**Goal of the exercise**
Each entry below is to be written out exactly, and the pictures are to be left out.

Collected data
— start —

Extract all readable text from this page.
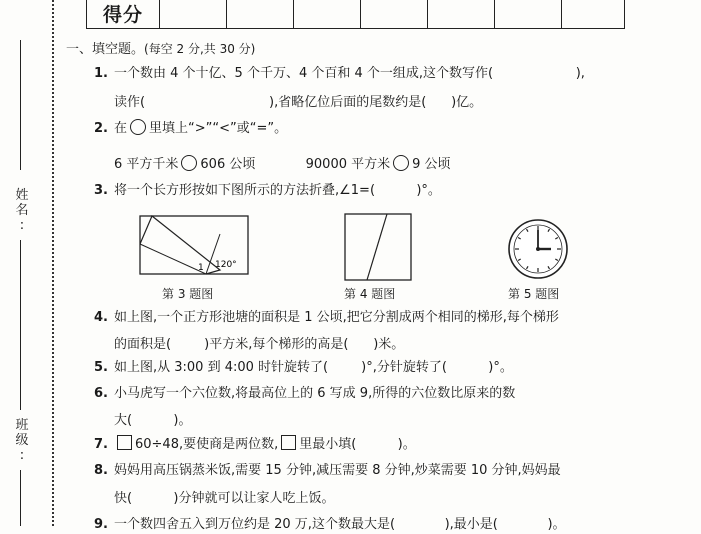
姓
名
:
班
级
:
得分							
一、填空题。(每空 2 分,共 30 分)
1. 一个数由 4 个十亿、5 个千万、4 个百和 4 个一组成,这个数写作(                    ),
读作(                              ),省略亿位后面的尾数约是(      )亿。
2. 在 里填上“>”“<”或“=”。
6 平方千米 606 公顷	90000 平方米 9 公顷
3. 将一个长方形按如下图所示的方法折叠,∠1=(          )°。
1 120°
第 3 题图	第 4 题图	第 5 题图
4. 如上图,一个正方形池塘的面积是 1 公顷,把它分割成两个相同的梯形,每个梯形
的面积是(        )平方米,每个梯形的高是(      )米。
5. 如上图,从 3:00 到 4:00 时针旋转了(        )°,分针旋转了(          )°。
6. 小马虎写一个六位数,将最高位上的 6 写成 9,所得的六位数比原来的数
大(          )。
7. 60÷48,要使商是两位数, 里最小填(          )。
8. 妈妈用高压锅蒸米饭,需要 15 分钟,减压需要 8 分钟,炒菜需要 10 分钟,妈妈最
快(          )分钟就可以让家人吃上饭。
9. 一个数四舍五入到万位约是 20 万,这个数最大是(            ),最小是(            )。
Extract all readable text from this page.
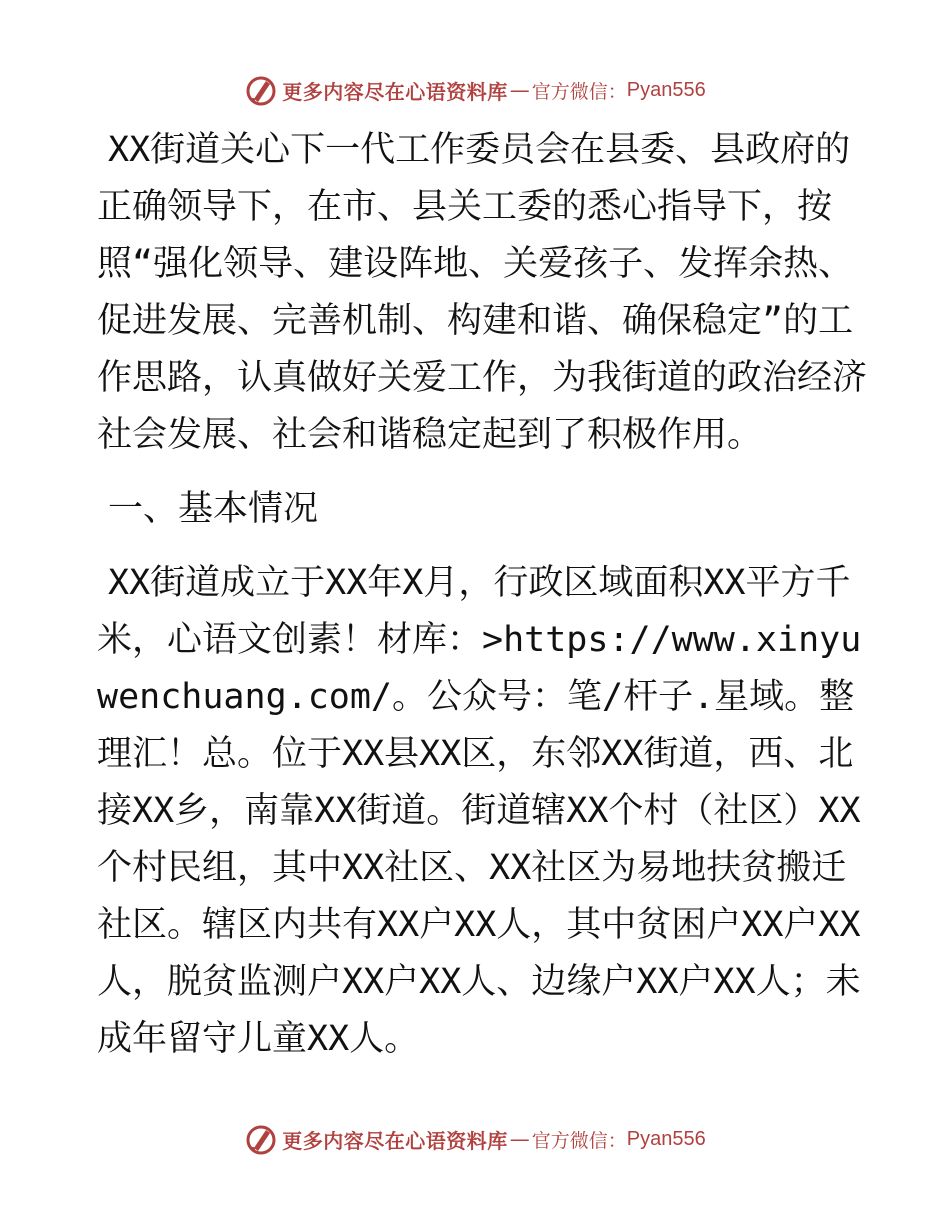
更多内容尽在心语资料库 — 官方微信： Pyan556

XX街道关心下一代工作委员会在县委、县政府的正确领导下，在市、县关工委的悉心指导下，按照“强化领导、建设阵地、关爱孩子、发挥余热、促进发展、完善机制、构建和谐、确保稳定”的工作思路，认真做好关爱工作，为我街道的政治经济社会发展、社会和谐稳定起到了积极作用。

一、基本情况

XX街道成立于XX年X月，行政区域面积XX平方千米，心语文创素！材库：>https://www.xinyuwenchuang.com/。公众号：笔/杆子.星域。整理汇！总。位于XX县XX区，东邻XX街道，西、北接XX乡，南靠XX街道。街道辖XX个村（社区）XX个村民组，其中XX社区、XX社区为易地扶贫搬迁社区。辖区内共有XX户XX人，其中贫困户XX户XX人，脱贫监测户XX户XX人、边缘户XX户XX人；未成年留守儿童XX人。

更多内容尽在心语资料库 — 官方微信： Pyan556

— end —

**Expected answer**
Extract all readable text from this page.
姓
名
:
班
级
:
得分							
一、填空题。(每空 2 分,共 30 分)
1. 一个数由 4 个十亿、5 个千万、4 个百和 4 个一组成,这个数写作(                    ),
读作(                              ),省略亿位后面的尾数约是(      )亿。
2. 在 里填上“>”“<”或“=”。
6 平方千米 606 公顷	90000 平方米 9 公顷
3. 将一个长方形按如下图所示的方法折叠,∠1=(          )°。
1 120°
第 3 题图	第 4 题图	第 5 题图
4. 如上图,一个正方形池塘的面积是 1 公顷,把它分割成两个相同的梯形,每个梯形
的面积是(        )平方米,每个梯形的高是(      )米。
5. 如上图,从 3:00 到 4:00 时针旋转了(        )°,分针旋转了(          )°。
6. 小马虎写一个六位数,将最高位上的 6 写成 9,所得的六位数比原来的数
大(          )。
7. 60÷48,要使商是两位数, 里最小填(          )。
8. 妈妈用高压锅蒸米饭,需要 15 分钟,减压需要 8 分钟,炒菜需要 10 分钟,妈妈最
快(          )分钟就可以让家人吃上饭。
9. 一个数四舍五入到万位约是 20 万,这个数最大是(            ),最小是(            )。
Extract all readable text from this page.
更多内容尽在心语资料库 — 官方微信： Pyan556

XX街道关心下一代工作委员会在县委、县政府的正确领导下，在市、县关工委的悉心指导下，按照“强化领导、建设阵地、关爱孩子、发挥余热、促进发展、完善机制、构建和谐、确保稳定”的工作思路，认真做好关爱工作，为我街道的政治经济社会发展、社会和谐稳定起到了积极作用。

一、基本情况

XX街道成立于XX年X月，行政区域面积XX平方千米，心语文创素！材库：>https://www.xinyuwenchuang.com/。公众号：笔/杆子.星域。整理汇！总。位于XX县XX区，东邻XX街道，西、北接XX乡，南靠XX街道。街道辖XX个村（社区）XX个村民组，其中XX社区、XX社区为易地扶贫搬迁社区。辖区内共有XX户XX人，其中贫困户XX户XX人，脱贫监测户XX户XX人、边缘户XX户XX人；未成年留守儿童XX人。

更多内容尽在心语资料库 — 官方微信： Pyan556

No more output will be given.